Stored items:
*****
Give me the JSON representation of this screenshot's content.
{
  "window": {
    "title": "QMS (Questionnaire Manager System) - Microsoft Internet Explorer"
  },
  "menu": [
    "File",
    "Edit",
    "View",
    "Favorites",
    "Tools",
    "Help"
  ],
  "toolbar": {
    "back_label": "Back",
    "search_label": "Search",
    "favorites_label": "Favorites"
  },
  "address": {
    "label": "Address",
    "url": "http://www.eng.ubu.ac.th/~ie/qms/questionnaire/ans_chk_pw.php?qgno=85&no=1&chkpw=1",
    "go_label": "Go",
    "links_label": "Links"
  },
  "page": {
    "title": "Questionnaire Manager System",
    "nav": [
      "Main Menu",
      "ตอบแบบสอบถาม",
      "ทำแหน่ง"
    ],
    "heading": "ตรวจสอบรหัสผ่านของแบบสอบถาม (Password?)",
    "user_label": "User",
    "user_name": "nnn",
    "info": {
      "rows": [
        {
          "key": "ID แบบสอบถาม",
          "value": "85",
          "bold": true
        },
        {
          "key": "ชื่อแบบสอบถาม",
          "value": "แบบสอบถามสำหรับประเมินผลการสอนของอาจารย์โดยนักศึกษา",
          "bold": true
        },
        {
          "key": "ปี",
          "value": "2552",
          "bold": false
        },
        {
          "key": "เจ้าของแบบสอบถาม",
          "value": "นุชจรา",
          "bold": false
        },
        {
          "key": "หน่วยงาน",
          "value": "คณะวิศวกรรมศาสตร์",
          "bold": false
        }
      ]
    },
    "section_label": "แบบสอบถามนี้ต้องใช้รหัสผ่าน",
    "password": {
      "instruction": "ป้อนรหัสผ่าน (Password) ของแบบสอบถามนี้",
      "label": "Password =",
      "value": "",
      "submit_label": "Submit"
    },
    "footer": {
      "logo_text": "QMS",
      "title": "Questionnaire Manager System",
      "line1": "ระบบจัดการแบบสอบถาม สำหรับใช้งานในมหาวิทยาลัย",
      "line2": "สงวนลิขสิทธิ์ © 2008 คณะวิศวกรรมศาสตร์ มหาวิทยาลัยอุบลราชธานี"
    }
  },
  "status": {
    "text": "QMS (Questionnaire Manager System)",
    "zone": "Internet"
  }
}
*****
AIM OF THE TASK: Take the lines above and print them exactly.

TASK SOLUTION:
Give me the JSON representation of this screenshot's content.
{
  "window": {
    "title": "QMS (Questionnaire Manager System) - Microsoft Internet Explorer"
  },
  "menu": [
    "File",
    "Edit",
    "View",
    "Favorites",
    "Tools",
    "Help"
  ],
  "toolbar": {
    "back_label": "Back",
    "search_label": "Search",
    "favorites_label": "Favorites"
  },
  "address": {
    "label": "Address",
    "url": "http://www.eng.ubu.ac.th/~ie/qms/questionnaire/ans_chk_pw.php?qgno=85&no=1&chkpw=1",
    "go_label": "Go",
    "links_label": "Links"
  },
  "page": {
    "title": "Questionnaire Manager System",
    "nav": [
      "Main Menu",
      "ตอบแบบสอบถาม",
      "ทำแหน่ง"
    ],
    "heading": "ตรวจสอบรหัสผ่านของแบบสอบถาม (Password?)",
    "user_label": "User",
    "user_name": "nnn",
    "info": {
      "rows": [
        {
          "key": "ID แบบสอบถาม",
          "value": "85",
          "bold": true
        },
        {
          "key": "ชื่อแบบสอบถาม",
          "value": "แบบสอบถามสำหรับประเมินผลการสอนของอาจารย์โดยนักศึกษา",
          "bold": true
        },
        {
          "key": "ปี",
          "value": "2552",
          "bold": false
        },
        {
          "key": "เจ้าของแบบสอบถาม",
          "value": "นุชจรา",
          "bold": false
        },
        {
          "key": "หน่วยงาน",
          "value": "คณะวิศวกรรมศาสตร์",
          "bold": false
        }
      ]
    },
    "section_label": "แบบสอบถามนี้ต้องใช้รหัสผ่าน",
    "password": {
      "instruction": "ป้อนรหัสผ่าน (Password) ของแบบสอบถามนี้",
      "label": "Password =",
      "value": "",
      "submit_label": "Submit"
    },
    "footer": {
      "logo_text": "QMS",
      "title": "Questionnaire Manager System",
      "line1": "ระบบจัดการแบบสอบถาม สำหรับใช้งานในมหาวิทยาลัย",
      "line2": "สงวนลิขสิทธิ์ © 2008 คณะวิศวกรรมศาสตร์ มหาวิทยาลัยอุบลราชธานี"
    }
  },
  "status": {
    "text": "QMS (Questionnaire Manager System)",
    "zone": "Internet"
  }
}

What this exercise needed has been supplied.